## WHAT YOU HAVE TO DO
Transcribe the material verbatim in full; the pictures do not belong in the copy.

## INFORMATION SUPPLIED
▬▬▬▬▬▬▬▬▬▬
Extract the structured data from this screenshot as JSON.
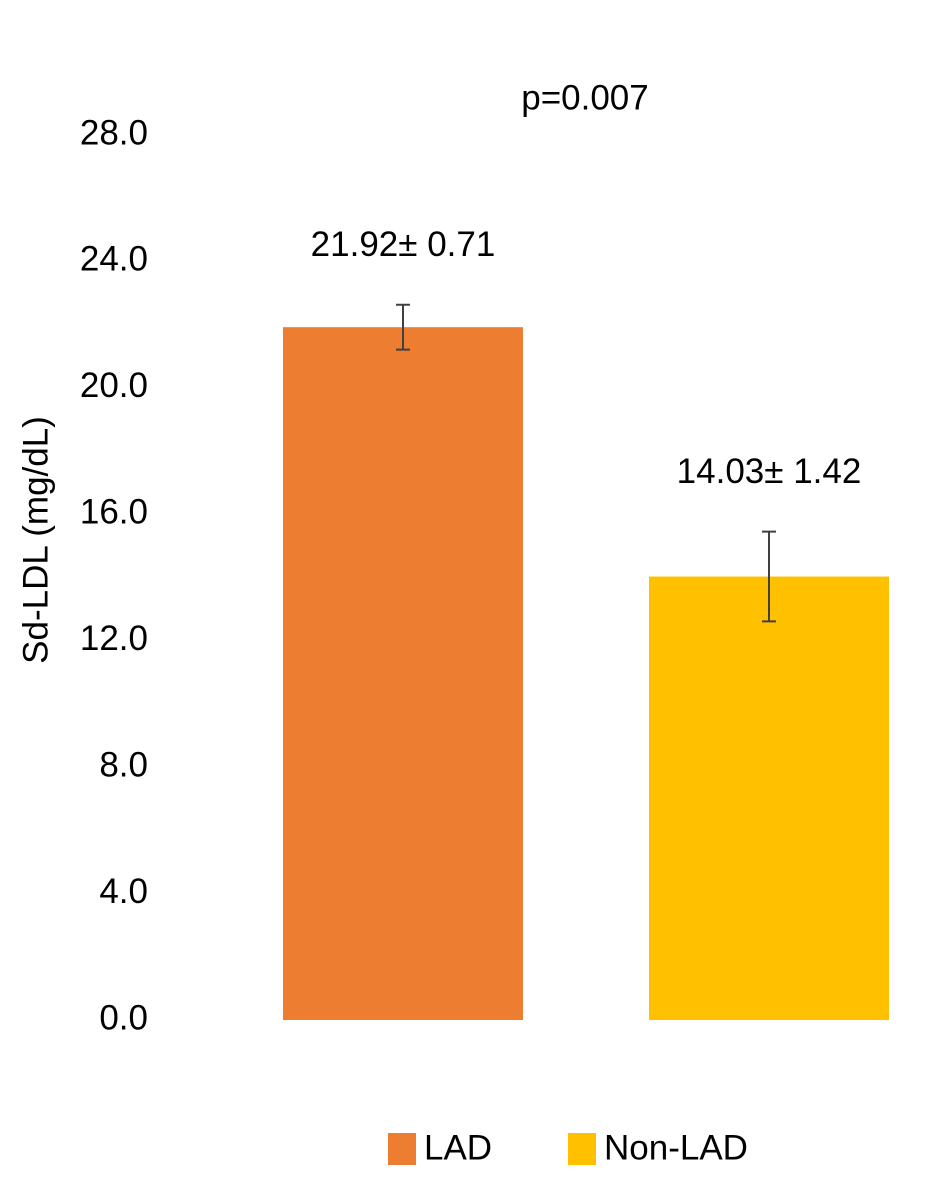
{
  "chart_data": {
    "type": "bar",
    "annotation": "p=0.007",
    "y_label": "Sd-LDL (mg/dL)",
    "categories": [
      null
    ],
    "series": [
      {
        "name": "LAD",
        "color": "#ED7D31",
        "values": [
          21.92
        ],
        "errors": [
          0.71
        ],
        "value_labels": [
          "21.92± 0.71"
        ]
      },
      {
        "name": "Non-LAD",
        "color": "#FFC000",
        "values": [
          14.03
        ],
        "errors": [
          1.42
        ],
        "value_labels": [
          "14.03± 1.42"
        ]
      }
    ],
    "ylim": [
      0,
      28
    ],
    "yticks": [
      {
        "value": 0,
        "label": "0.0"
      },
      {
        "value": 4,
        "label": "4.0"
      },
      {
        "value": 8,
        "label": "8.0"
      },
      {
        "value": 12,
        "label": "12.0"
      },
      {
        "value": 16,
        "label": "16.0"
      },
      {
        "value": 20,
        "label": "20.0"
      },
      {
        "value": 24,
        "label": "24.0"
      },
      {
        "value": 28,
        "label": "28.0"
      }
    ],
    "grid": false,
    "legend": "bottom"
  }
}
▬▬▬▬▬▬▬▬▬▬
## RIGHT ANSWER
Extract the structured data from this screenshot as JSON.
{
  "chart_data": {
    "type": "bar",
    "annotation": "p=0.007",
    "y_label": "Sd-LDL (mg/dL)",
    "categories": [
      null
    ],
    "series": [
      {
        "name": "LAD",
        "color": "#ED7D31",
        "values": [
          21.92
        ],
        "errors": [
          0.71
        ],
        "value_labels": [
          "21.92± 0.71"
        ]
      },
      {
        "name": "Non-LAD",
        "color": "#FFC000",
        "values": [
          14.03
        ],
        "errors": [
          1.42
        ],
        "value_labels": [
          "14.03± 1.42"
        ]
      }
    ],
    "ylim": [
      0,
      28
    ],
    "yticks": [
      {
        "value": 0,
        "label": "0.0"
      },
      {
        "value": 4,
        "label": "4.0"
      },
      {
        "value": 8,
        "label": "8.0"
      },
      {
        "value": 12,
        "label": "12.0"
      },
      {
        "value": 16,
        "label": "16.0"
      },
      {
        "value": 20,
        "label": "20.0"
      },
      {
        "value": 24,
        "label": "24.0"
      },
      {
        "value": 28,
        "label": "28.0"
      }
    ],
    "grid": false,
    "legend": "bottom"
  }
}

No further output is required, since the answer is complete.